### RECORDS TO PROCESS ###

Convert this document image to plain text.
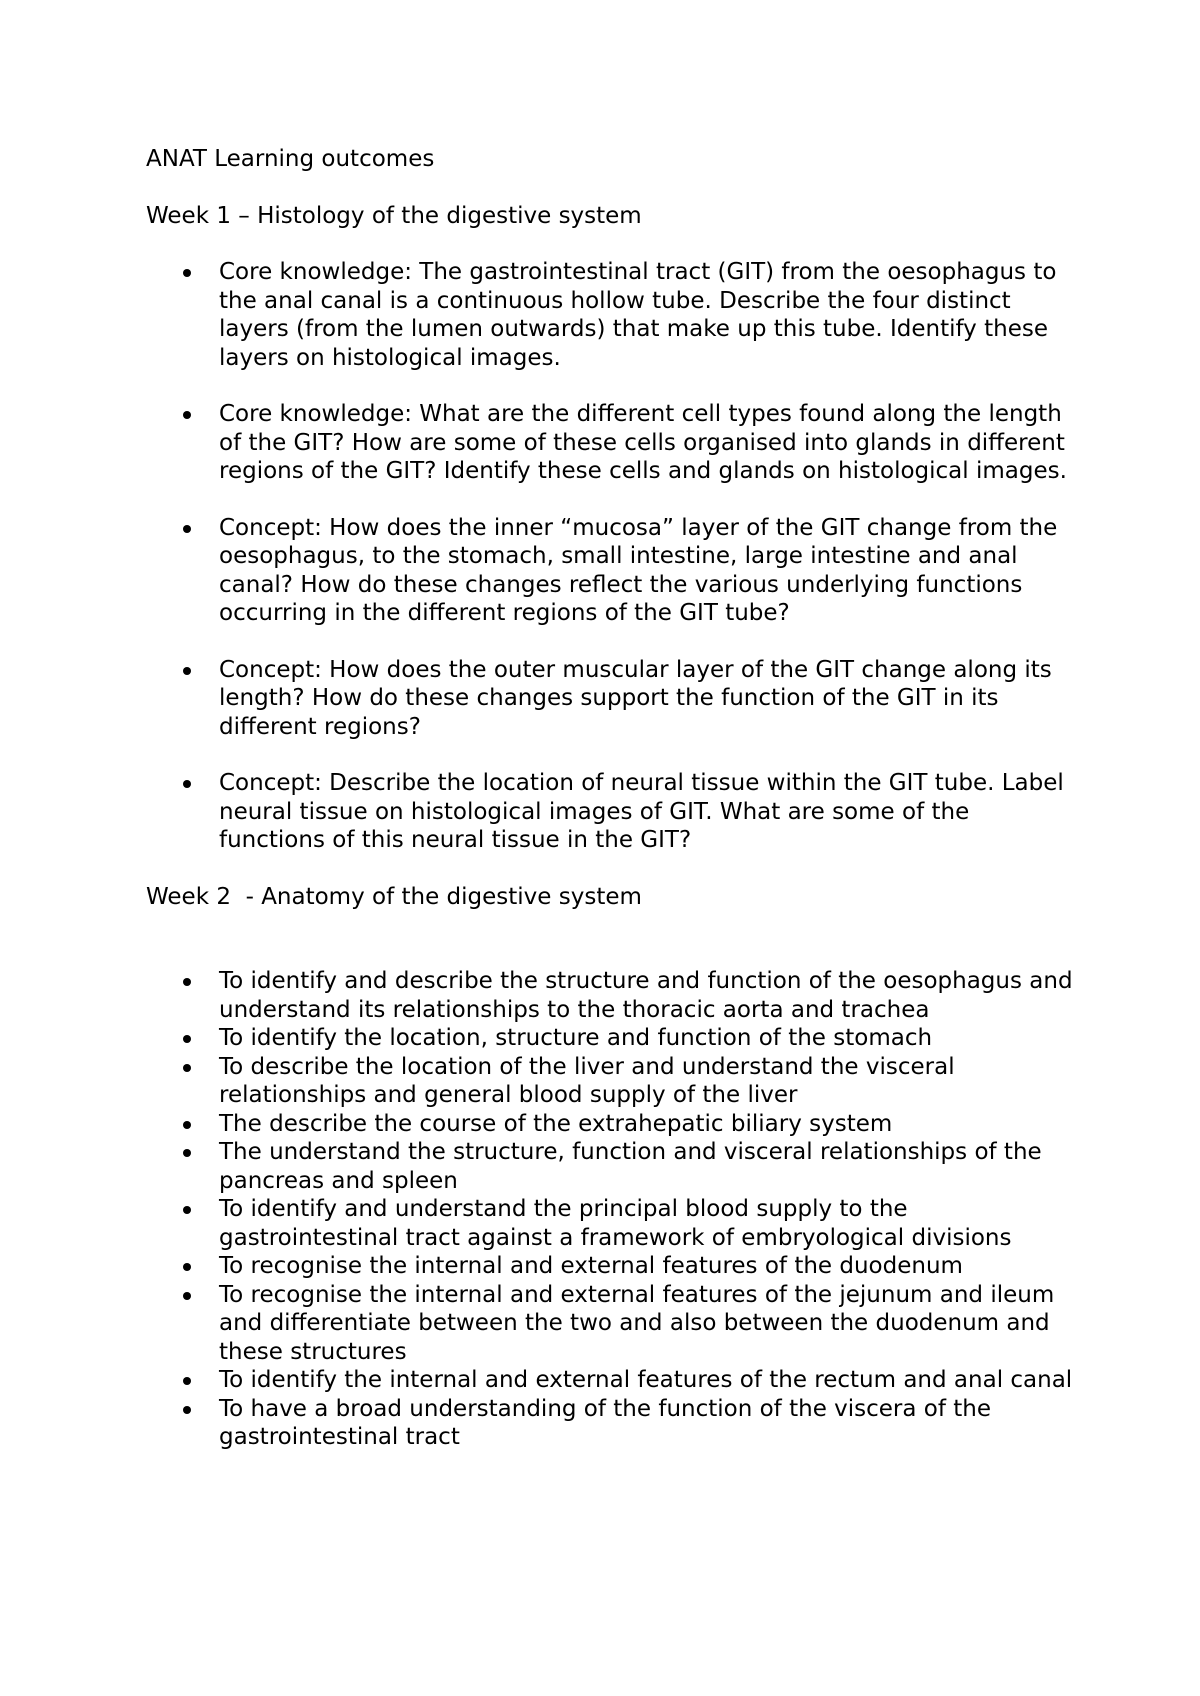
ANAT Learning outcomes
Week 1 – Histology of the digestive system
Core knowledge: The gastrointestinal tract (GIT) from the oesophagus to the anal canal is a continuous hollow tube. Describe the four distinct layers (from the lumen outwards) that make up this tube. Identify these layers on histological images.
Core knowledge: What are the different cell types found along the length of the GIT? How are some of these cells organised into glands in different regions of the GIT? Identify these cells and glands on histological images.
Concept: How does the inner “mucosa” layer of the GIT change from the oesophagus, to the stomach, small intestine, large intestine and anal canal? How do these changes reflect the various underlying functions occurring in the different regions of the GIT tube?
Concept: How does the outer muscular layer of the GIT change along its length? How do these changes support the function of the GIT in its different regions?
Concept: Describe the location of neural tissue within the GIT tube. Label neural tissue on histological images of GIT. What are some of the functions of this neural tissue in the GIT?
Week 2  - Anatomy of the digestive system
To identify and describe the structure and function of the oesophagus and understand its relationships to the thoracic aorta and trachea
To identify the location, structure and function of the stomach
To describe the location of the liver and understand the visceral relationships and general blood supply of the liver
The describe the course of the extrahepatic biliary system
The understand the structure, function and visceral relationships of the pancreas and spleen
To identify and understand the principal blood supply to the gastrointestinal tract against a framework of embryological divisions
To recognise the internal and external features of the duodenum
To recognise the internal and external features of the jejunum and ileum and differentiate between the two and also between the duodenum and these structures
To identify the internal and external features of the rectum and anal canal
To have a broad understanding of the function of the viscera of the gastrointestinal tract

###

> [PROBLEM]
Display each line of the data where "Core" occurs.

> [RESULT BELOW]
Core knowledge: The gastrointestinal tract (GIT) from the oesophagus to the anal canal is a continuous hollow tube. Describe the four distinct layers (from the lumen outwards) that make up this tube. Identify these layers on histological images.
Core knowledge: What are the different cell types found along the length of the GIT? How are some of these cells organised into glands in different regions of the GIT? Identify these cells and glands on histological images.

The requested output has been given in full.